---------- Provided text

This was the Bucks low point defensively this year. Without Bogut it takes a heck of an effort all the way around for the Bucks to compete with teams that can score inside and they didn’t have that tonight. Too often the Spurs were able to find open shooters after poor or lazy rotations by the Bucks. It usually wasn’t the first pass, but that doesn’t completely excuse the Bucks.
I know this one was bad, but again, I urge patience. Let’s see if the Bucks are able to compose themselves and either pull one of the next two out or at the very least drop in a couple respectable performances. I don’t necessarily have problems with losses at this stage in the season, but 10-20 point losses aren’t a good sign. A tip shot here or a tip shot there can decide a close game, but the Bucks were pretty thoroughly out-played for large portions of this one. They’ll have to right the ship by Wednesday night defensively, or they could be in for another long one.

--------------------
---------- Supplied entries

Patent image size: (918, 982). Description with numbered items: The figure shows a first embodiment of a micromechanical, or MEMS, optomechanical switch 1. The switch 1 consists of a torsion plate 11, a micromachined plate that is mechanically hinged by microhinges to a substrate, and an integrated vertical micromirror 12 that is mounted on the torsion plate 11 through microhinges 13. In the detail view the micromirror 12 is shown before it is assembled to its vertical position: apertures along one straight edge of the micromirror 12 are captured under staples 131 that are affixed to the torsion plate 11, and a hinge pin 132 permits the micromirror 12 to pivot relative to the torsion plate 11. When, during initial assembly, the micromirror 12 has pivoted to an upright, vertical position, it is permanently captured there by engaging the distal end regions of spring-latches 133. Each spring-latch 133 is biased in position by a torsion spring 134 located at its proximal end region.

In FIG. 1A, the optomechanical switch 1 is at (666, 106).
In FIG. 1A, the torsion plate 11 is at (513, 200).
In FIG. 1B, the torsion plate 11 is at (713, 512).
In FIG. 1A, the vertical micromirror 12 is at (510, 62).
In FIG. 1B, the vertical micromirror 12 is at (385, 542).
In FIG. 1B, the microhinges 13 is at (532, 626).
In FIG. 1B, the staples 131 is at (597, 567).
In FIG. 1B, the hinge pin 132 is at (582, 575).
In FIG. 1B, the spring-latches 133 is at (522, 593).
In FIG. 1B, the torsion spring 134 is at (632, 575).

--------------------

● Tasks to perform
- 1) According to the game recap, by what night must the Bucks fix their defense?
- 2) Copy from the game recap the passage that opens with the words containing "I know this" and closes with "another long one.".
The listing has no connection to the game recap.

● Solved tasks
- 1) Wednesday night

- 2)
I know this one was bad, but again, I urge patience. Let’s see if the Bucks are able to compose themselves and either pull one of the next two out or at the very least drop in a couple respectable performances. I don’t necessarily have problems with losses at this stage in the season, but 10-20 point losses aren’t a good sign. A tip shot here or a tip shot there can decide a close game, but the Bucks were pretty thoroughly out-played for large portions of this one. They’ll have to right the ship by Wednesday night defensively, or they could be in for another long one.